#### MATERIAL SUPPLIED
========================================

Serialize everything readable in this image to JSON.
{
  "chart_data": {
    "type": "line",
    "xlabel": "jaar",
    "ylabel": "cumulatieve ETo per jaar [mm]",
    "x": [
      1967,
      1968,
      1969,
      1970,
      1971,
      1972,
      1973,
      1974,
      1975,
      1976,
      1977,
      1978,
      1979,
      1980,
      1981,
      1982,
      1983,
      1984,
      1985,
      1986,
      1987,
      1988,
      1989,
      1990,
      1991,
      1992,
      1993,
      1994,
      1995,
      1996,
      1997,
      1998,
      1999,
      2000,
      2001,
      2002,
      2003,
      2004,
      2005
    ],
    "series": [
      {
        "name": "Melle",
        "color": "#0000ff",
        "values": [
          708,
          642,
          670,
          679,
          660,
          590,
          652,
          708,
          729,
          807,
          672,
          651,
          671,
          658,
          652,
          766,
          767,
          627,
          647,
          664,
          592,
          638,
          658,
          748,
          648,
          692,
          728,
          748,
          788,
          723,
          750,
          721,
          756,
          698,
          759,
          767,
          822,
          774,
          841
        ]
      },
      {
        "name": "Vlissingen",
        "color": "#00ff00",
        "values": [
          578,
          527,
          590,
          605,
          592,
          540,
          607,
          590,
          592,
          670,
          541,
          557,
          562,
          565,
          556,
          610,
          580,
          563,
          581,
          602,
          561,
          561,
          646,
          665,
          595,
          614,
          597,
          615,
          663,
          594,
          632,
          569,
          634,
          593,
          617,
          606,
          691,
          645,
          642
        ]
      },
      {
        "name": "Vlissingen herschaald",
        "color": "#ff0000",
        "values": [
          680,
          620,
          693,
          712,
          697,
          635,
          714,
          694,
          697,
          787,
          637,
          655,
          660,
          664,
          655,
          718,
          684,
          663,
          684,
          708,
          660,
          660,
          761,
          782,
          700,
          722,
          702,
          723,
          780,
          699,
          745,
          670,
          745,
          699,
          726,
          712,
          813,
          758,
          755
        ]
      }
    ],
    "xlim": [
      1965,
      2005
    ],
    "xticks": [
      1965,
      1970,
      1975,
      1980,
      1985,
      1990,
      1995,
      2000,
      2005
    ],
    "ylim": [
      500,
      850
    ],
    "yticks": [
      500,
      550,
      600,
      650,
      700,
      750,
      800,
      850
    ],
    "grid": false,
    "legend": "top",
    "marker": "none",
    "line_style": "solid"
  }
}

========================================

Copy out the whole listing exactly; please set it all down.

#### WRITTEN ANSWER
Serialize everything readable in this image to JSON.
{
  "chart_data": {
    "type": "line",
    "xlabel": "jaar",
    "ylabel": "cumulatieve ETo per jaar [mm]",
    "x": [
      1967,
      1968,
      1969,
      1970,
      1971,
      1972,
      1973,
      1974,
      1975,
      1976,
      1977,
      1978,
      1979,
      1980,
      1981,
      1982,
      1983,
      1984,
      1985,
      1986,
      1987,
      1988,
      1989,
      1990,
      1991,
      1992,
      1993,
      1994,
      1995,
      1996,
      1997,
      1998,
      1999,
      2000,
      2001,
      2002,
      2003,
      2004,
      2005
    ],
    "series": [
      {
        "name": "Melle",
        "color": "#0000ff",
        "values": [
          708,
          642,
          670,
          679,
          660,
          590,
          652,
          708,
          729,
          807,
          672,
          651,
          671,
          658,
          652,
          766,
          767,
          627,
          647,
          664,
          592,
          638,
          658,
          748,
          648,
          692,
          728,
          748,
          788,
          723,
          750,
          721,
          756,
          698,
          759,
          767,
          822,
          774,
          841
        ]
      },
      {
        "name": "Vlissingen",
        "color": "#00ff00",
        "values": [
          578,
          527,
          590,
          605,
          592,
          540,
          607,
          590,
          592,
          670,
          541,
          557,
          562,
          565,
          556,
          610,
          580,
          563,
          581,
          602,
          561,
          561,
          646,
          665,
          595,
          614,
          597,
          615,
          663,
          594,
          632,
          569,
          634,
          593,
          617,
          606,
          691,
          645,
          642
        ]
      },
      {
        "name": "Vlissingen herschaald",
        "color": "#ff0000",
        "values": [
          680,
          620,
          693,
          712,
          697,
          635,
          714,
          694,
          697,
          787,
          637,
          655,
          660,
          664,
          655,
          718,
          684,
          663,
          684,
          708,
          660,
          660,
          761,
          782,
          700,
          722,
          702,
          723,
          780,
          699,
          745,
          670,
          745,
          699,
          726,
          712,
          813,
          758,
          755
        ]
      }
    ],
    "xlim": [
      1965,
      2005
    ],
    "xticks": [
      1965,
      1970,
      1975,
      1980,
      1985,
      1990,
      1995,
      2000,
      2005
    ],
    "ylim": [
      500,
      850
    ],
    "yticks": [
      500,
      550,
      600,
      650,
      700,
      750,
      800,
      850
    ],
    "grid": false,
    "legend": "top",
    "marker": "none",
    "line_style": "solid"
  }
}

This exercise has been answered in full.